Task directions: Using the data below, determine the number of lines that include the string "Changing". Write only that number.

━━━━━ Records to use ━━━━━

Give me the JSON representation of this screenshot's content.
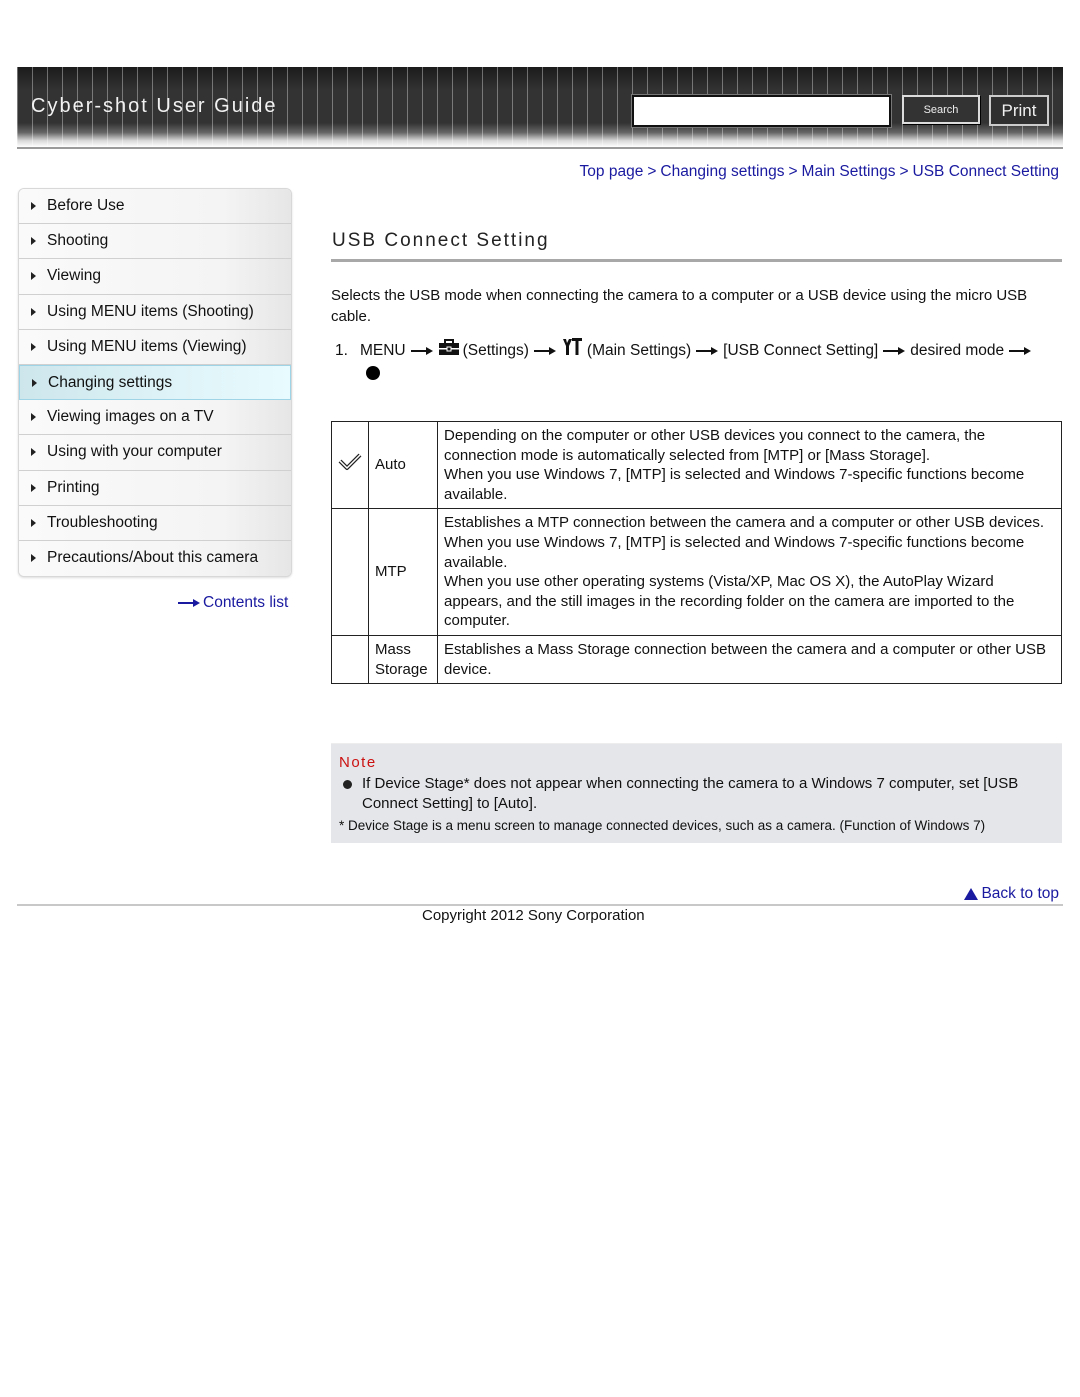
{
  "header": {
    "title": "Cyber-shot User Guide",
    "search_value": "",
    "search_placeholder": "",
    "search_label": "Search",
    "print_label": "Print"
  },
  "breadcrumb": {
    "items": [
      "Top page",
      "Changing settings",
      "Main Settings",
      "USB Connect Setting"
    ],
    "separator": ">"
  },
  "sidebar": {
    "items": [
      {
        "label": "Before Use",
        "active": false
      },
      {
        "label": "Shooting",
        "active": false
      },
      {
        "label": "Viewing",
        "active": false
      },
      {
        "label": "Using MENU items (Shooting)",
        "active": false
      },
      {
        "label": "Using MENU items (Viewing)",
        "active": false
      },
      {
        "label": "Changing settings",
        "active": true
      },
      {
        "label": "Viewing images on a TV",
        "active": false
      },
      {
        "label": "Using with your computer",
        "active": false
      },
      {
        "label": "Printing",
        "active": false
      },
      {
        "label": "Troubleshooting",
        "active": false
      },
      {
        "label": "Precautions/About this camera",
        "active": false
      }
    ],
    "contents_link": "Contents list"
  },
  "main": {
    "title": "USB Connect Setting",
    "intro": "Selects the USB mode when connecting the camera to a computer or a USB device using the micro USB cable.",
    "step": {
      "number": "1.",
      "menu": "MENU",
      "settings": "(Settings)",
      "main_settings": "(Main Settings)",
      "item": "[USB Connect Setting]",
      "desired": "desired mode"
    },
    "table": [
      {
        "icon": "checkmark-icon",
        "mode": "Auto",
        "description": [
          "Depending on the computer or other USB devices you connect to the camera, the connection mode is automatically selected from [MTP] or [Mass Storage].",
          "When you use Windows 7, [MTP] is selected and Windows 7-specific functions become available."
        ]
      },
      {
        "icon": "",
        "mode": "MTP",
        "description": [
          "Establishes a MTP connection between the camera and a computer or other USB devices.",
          "When you use Windows 7, [MTP] is selected and Windows 7-specific functions become available.",
          "When you use other operating systems (Vista/XP, Mac OS X), the AutoPlay Wizard appears, and the still images in the recording folder on the camera are imported to the computer."
        ]
      },
      {
        "icon": "",
        "mode": "Mass Storage",
        "description": [
          "Establishes a Mass Storage connection between the camera and a computer or other USB device."
        ]
      }
    ],
    "note": {
      "title": "Note",
      "bullet": "If Device Stage* does not appear when connecting the camera to a Windows 7 computer, set [USB Connect Setting] to [Auto].",
      "footnote": "* Device Stage is a menu screen to manage connected devices, such as a camera. (Function of Windows 7)"
    }
  },
  "footer": {
    "back_to_top": "Back to top",
    "copyright": "Copyright 2012 Sony Corporation"
  },
  "colors": {
    "link": "#1a1aa0",
    "note_title": "#cc1111",
    "note_bg": "#e4e6ea",
    "active_item": "#dff4f8"
  }
}
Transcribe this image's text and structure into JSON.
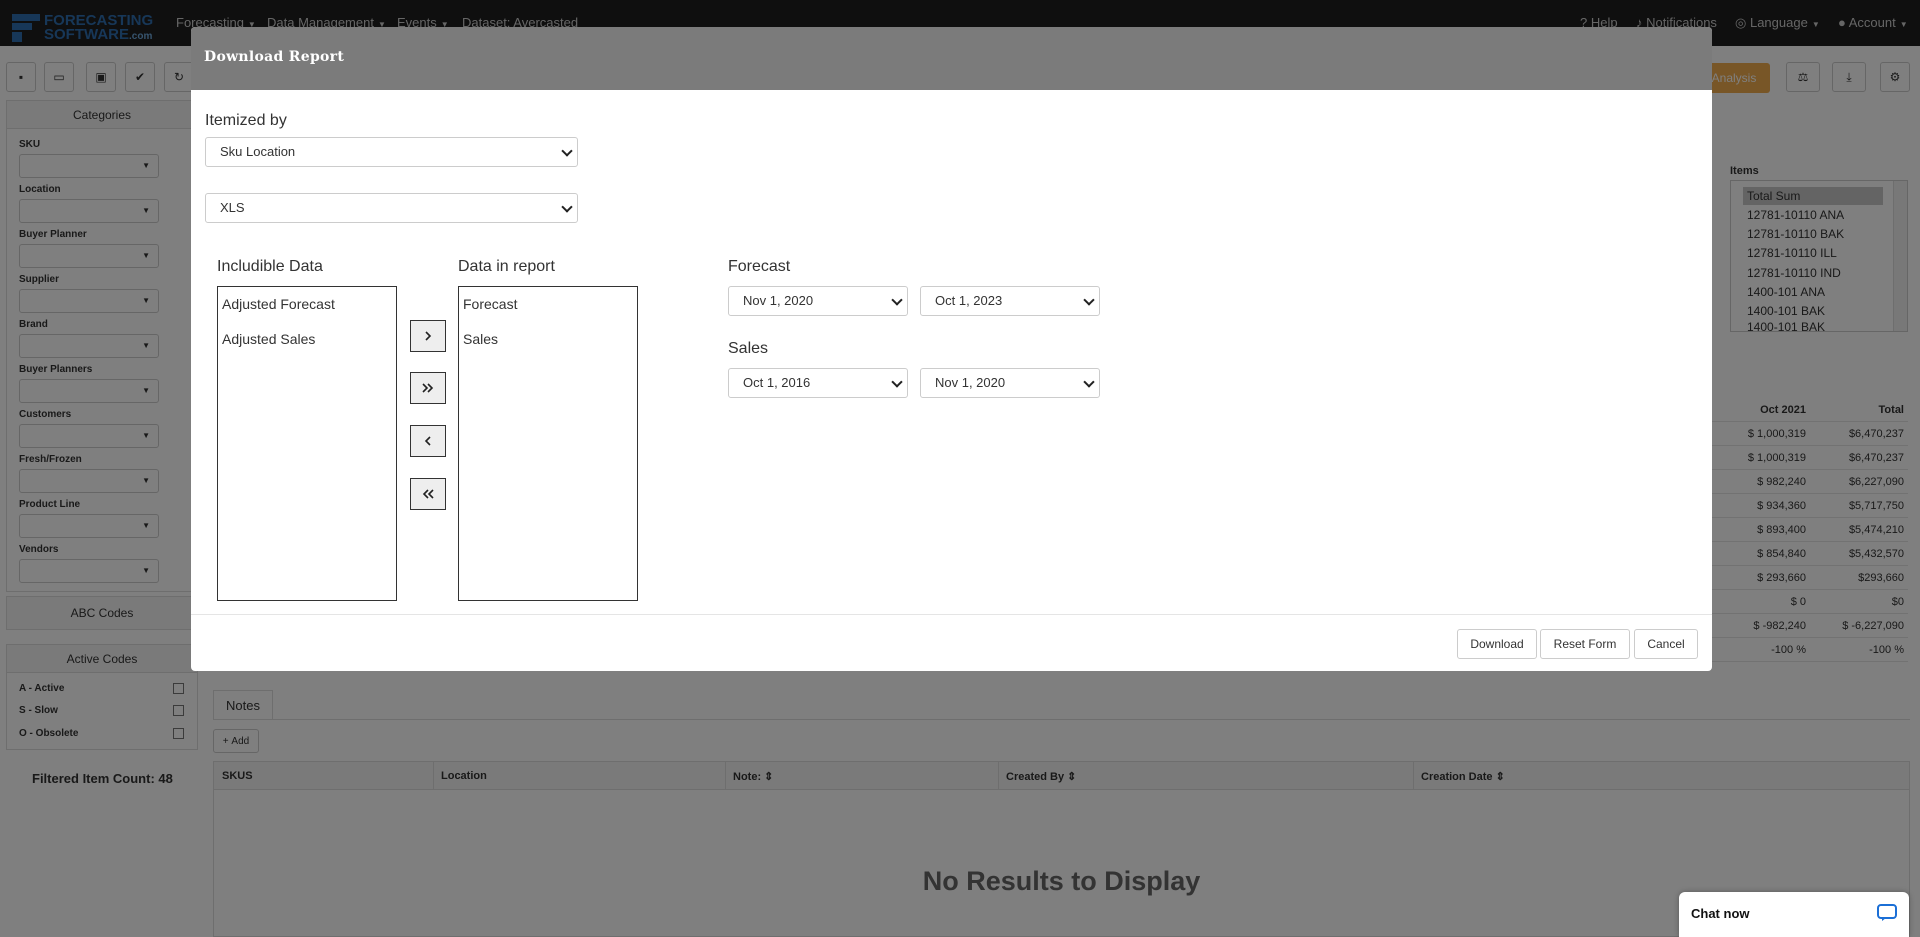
{
  "app": {
    "logo_line1": "FORECASTING",
    "logo_line2": "SOFTWARE",
    "logo_suffix": ".com",
    "nav": {
      "forecasting": "Forecasting",
      "data_management": "Data Management",
      "events": "Events",
      "dataset": "Dataset: Avercasted",
      "help": "Help",
      "notifications": "Notifications",
      "language": "Language",
      "account": "Account"
    },
    "toolbar": {
      "analysis": "Analysis"
    }
  },
  "sidebar": {
    "categories_title": "Categories",
    "filters": [
      "SKU",
      "Location",
      "Buyer Planner",
      "Supplier",
      "Brand",
      "Buyer Planners",
      "Customers",
      "Fresh/Frozen",
      "Product Line",
      "Vendors"
    ],
    "abc_codes": "ABC Codes",
    "active_codes": "Active Codes",
    "codes": [
      "A - Active",
      "S - Slow",
      "O - Obsolete"
    ],
    "filtered_count": "Filtered Item Count: 48"
  },
  "items": {
    "label": "Items",
    "list": [
      "Total Sum",
      "12781-10110 ANA",
      "12781-10110 BAK",
      "12781-10110 ILL",
      "12781-10110 IND",
      "1400-101 ANA",
      "1400-101 BAK",
      "1400-101 BAK"
    ]
  },
  "summary": {
    "headers": [
      "Oct 2021",
      "Total"
    ],
    "rows": [
      [
        "$ 1,000,319",
        "$6,470,237"
      ],
      [
        "$ 1,000,319",
        "$6,470,237"
      ],
      [
        "$ 982,240",
        "$6,227,090"
      ],
      [
        "$ 934,360",
        "$5,717,750"
      ],
      [
        "$ 893,400",
        "$5,474,210"
      ],
      [
        "$ 854,840",
        "$5,432,570"
      ],
      [
        "$ 293,660",
        "$293,660"
      ],
      [
        "$ 0",
        "$0"
      ],
      [
        "$ -982,240",
        "$ -6,227,090"
      ],
      [
        "-100 %",
        "-100 %"
      ]
    ]
  },
  "notes": {
    "tab": "Notes",
    "add": "Add",
    "columns": [
      "SKUS",
      "Location",
      "Note:",
      "Created By",
      "Creation Date"
    ],
    "empty": "No Results to Display"
  },
  "modal": {
    "title": "Download Report",
    "itemized_label": "Itemized by",
    "itemized_value": "Sku Location",
    "format_value": "XLS",
    "includible_label": "Includible Data",
    "includible_items": [
      "Adjusted Forecast",
      "Adjusted Sales"
    ],
    "report_label": "Data in report",
    "report_items": [
      "Forecast",
      "Sales"
    ],
    "forecast_label": "Forecast",
    "forecast_from": "Nov 1, 2020",
    "forecast_to": "Oct 1, 2023",
    "sales_label": "Sales",
    "sales_from": "Oct 1, 2016",
    "sales_to": "Nov 1, 2020",
    "download": "Download",
    "reset": "Reset Form",
    "cancel": "Cancel"
  },
  "chat": {
    "label": "Chat now"
  }
}
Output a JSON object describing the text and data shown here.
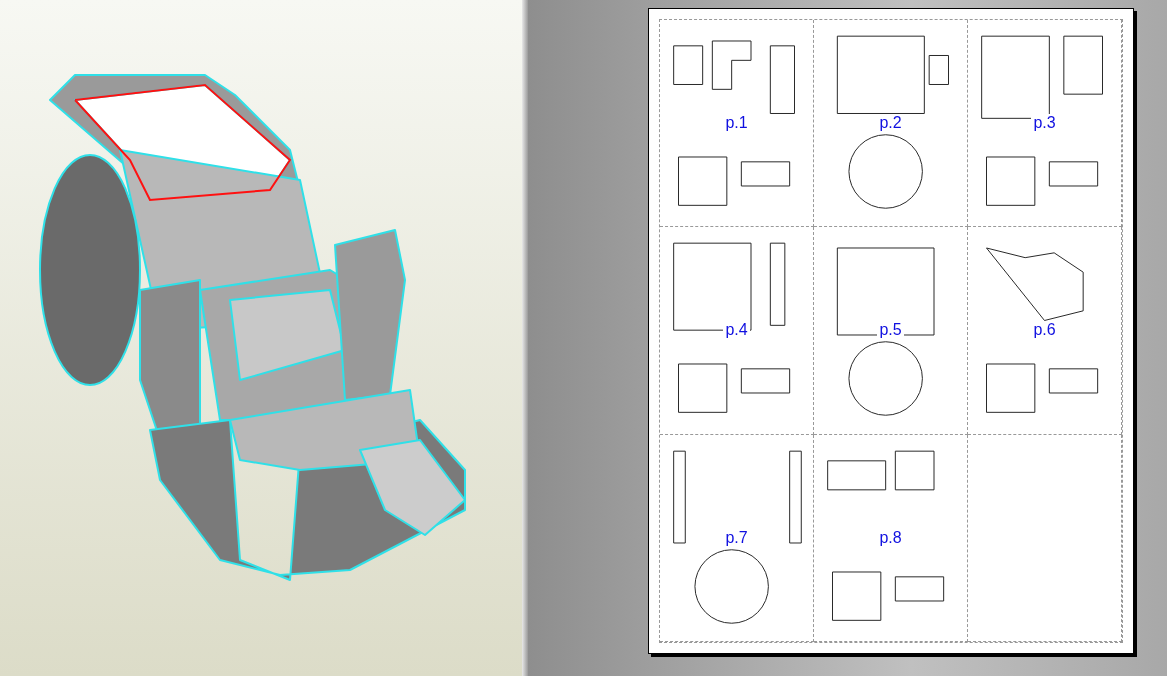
{
  "pages": [
    {
      "label": "p.1"
    },
    {
      "label": "p.2"
    },
    {
      "label": "p.3"
    },
    {
      "label": "p.4"
    },
    {
      "label": "p.5"
    },
    {
      "label": "p.6"
    },
    {
      "label": "p.7"
    },
    {
      "label": "p.8"
    }
  ]
}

━━━━━

Task output: 2